# WHAT YOU ARE ASKED TO DO
Among the entries below, count the lines that contain the word "testen". Write down only the total.
begin
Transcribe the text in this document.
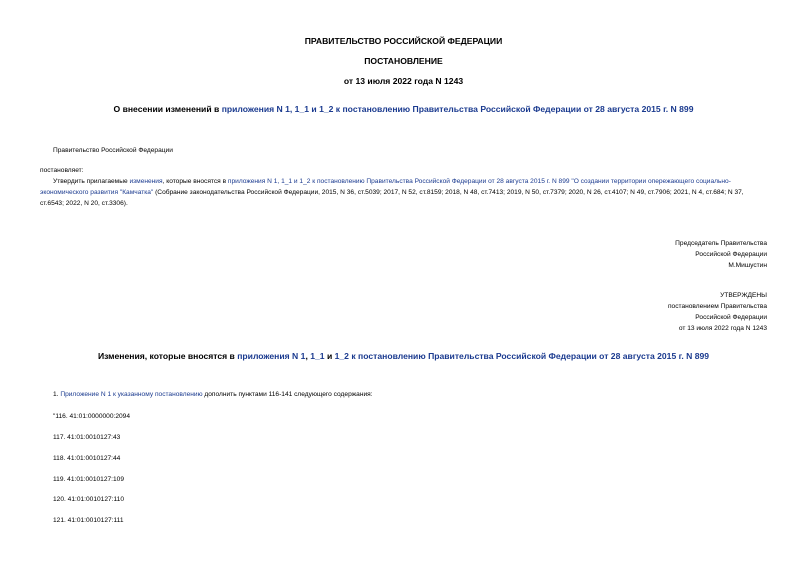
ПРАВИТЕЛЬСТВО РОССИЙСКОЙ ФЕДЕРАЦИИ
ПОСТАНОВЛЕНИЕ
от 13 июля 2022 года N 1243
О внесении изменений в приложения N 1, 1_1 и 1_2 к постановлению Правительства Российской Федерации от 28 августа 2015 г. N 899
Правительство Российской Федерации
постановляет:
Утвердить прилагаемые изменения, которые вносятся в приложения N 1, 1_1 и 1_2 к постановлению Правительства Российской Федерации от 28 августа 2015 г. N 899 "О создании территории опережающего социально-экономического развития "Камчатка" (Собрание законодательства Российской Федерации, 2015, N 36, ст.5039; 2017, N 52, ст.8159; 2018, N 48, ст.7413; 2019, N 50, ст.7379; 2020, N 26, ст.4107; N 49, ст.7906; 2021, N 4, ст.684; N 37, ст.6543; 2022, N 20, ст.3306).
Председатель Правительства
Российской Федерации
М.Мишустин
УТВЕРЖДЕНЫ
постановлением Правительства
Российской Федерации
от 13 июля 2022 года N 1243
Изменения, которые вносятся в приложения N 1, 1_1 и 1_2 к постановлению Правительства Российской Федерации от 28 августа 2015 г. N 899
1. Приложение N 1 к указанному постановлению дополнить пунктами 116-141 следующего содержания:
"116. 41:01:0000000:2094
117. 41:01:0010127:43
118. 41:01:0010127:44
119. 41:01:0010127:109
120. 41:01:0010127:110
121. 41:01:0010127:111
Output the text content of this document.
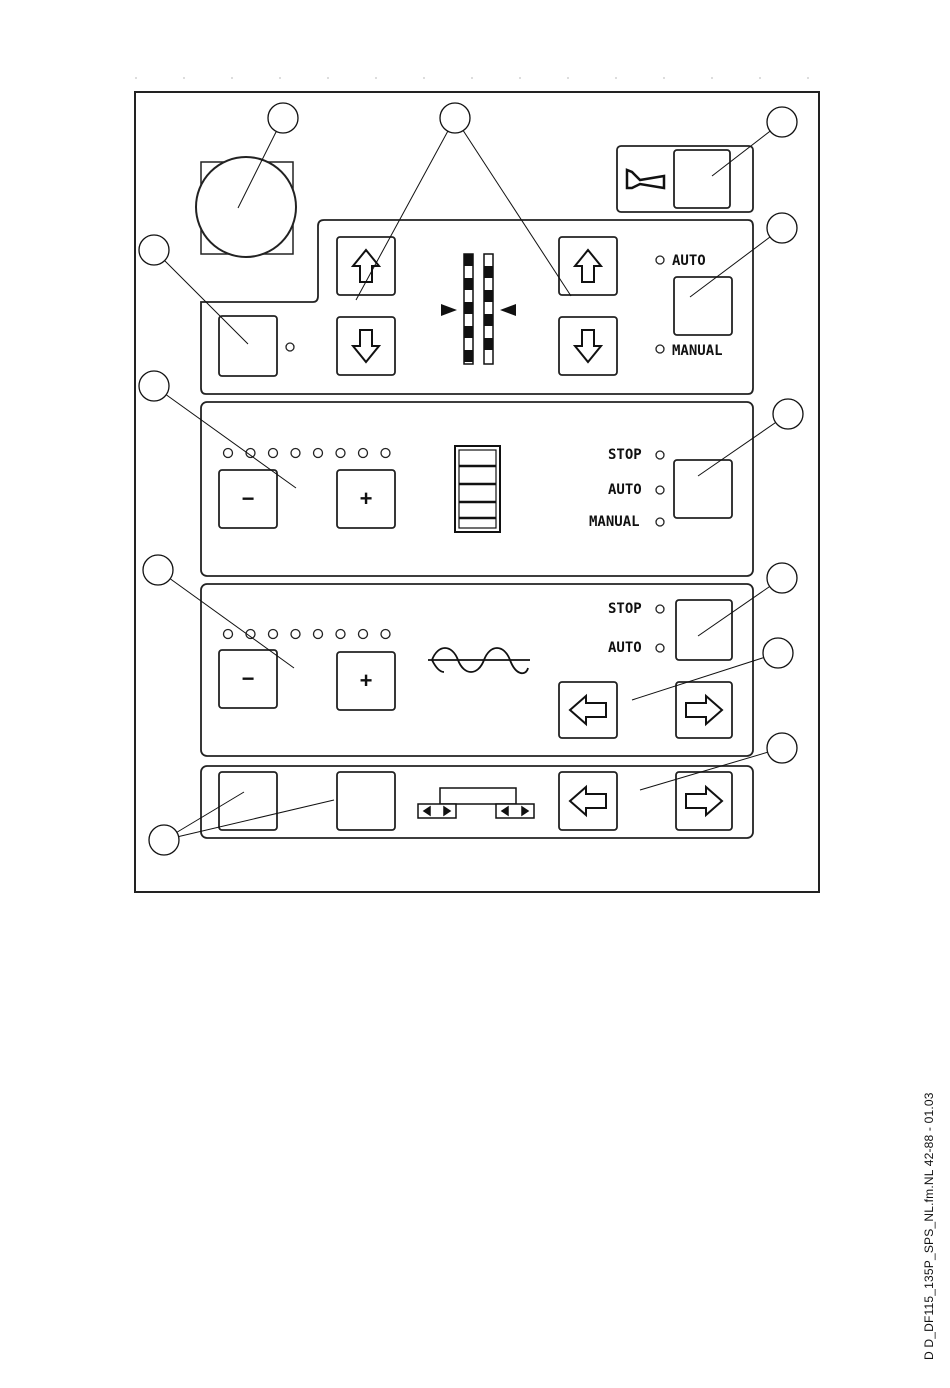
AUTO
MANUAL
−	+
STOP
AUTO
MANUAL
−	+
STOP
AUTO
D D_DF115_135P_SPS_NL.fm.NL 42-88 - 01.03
end
begin
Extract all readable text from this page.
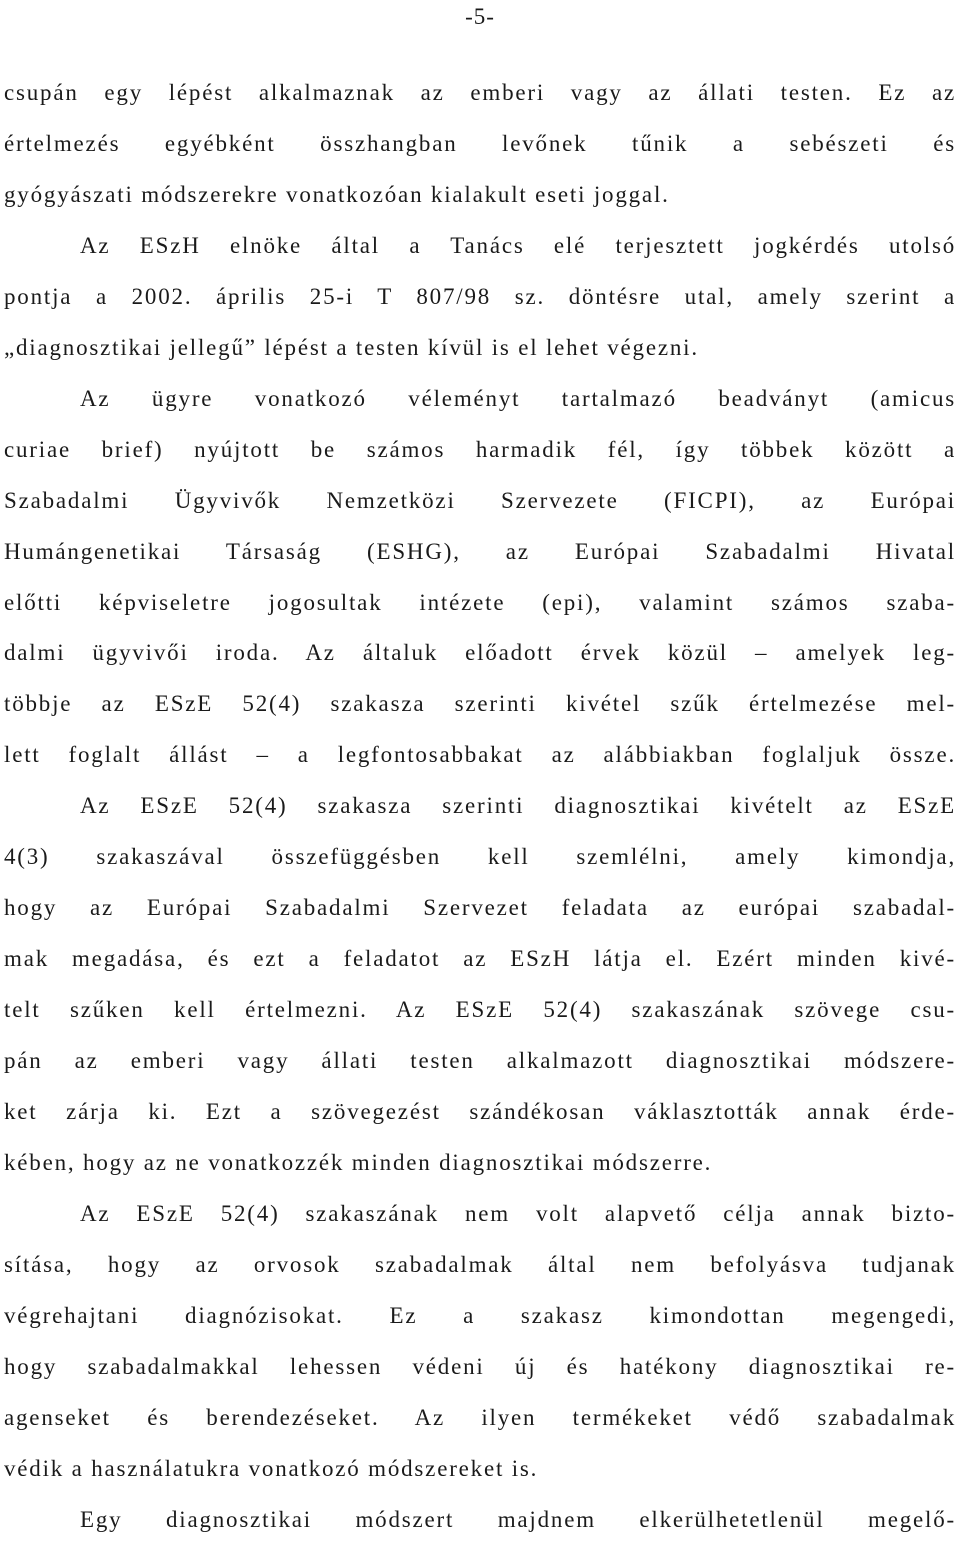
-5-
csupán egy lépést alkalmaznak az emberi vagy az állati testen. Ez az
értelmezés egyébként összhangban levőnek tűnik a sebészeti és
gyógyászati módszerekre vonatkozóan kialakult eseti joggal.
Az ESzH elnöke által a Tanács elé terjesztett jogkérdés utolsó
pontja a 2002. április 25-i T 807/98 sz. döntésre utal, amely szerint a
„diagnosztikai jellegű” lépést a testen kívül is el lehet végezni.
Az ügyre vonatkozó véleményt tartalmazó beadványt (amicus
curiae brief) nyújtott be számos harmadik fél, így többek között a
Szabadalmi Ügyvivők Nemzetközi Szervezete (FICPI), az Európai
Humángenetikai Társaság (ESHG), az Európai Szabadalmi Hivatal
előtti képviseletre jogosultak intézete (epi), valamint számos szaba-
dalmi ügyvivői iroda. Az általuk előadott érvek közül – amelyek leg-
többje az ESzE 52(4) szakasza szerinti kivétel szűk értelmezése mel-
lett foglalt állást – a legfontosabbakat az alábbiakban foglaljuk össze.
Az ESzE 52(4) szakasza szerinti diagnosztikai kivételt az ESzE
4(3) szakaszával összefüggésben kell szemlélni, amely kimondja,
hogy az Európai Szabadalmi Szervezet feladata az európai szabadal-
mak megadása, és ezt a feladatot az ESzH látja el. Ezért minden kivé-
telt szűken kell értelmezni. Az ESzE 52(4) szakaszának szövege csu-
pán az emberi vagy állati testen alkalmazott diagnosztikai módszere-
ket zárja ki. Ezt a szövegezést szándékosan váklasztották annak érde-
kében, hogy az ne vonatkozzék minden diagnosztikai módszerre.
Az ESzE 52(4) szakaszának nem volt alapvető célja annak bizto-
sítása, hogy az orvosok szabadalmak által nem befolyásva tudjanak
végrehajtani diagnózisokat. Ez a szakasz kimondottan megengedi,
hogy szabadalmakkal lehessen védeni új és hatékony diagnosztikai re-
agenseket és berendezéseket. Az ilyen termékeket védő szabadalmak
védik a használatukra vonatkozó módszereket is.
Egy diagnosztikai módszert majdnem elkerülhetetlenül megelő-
end
begin
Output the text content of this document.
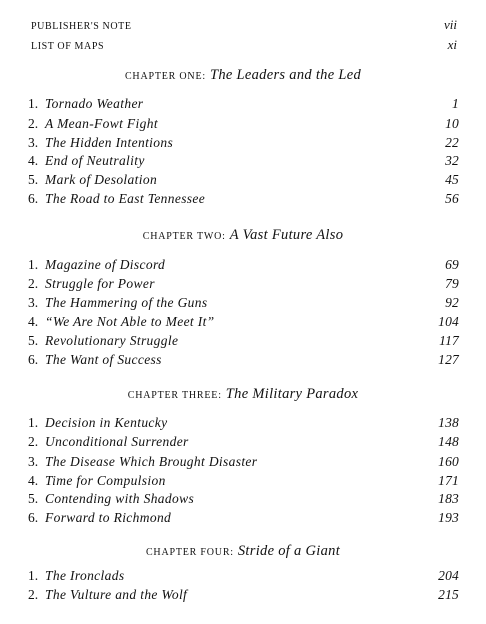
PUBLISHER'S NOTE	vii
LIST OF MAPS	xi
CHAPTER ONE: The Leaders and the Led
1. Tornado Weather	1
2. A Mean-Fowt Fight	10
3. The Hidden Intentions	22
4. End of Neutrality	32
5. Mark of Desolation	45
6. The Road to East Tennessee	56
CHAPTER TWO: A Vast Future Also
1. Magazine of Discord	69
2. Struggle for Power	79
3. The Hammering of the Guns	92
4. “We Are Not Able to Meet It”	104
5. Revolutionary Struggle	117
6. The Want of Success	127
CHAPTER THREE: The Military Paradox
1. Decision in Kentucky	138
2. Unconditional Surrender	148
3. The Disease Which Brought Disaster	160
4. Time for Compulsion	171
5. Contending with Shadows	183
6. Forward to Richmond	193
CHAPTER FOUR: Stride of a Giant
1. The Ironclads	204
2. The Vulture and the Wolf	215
end
# RESPONSE TO THIS TASK
3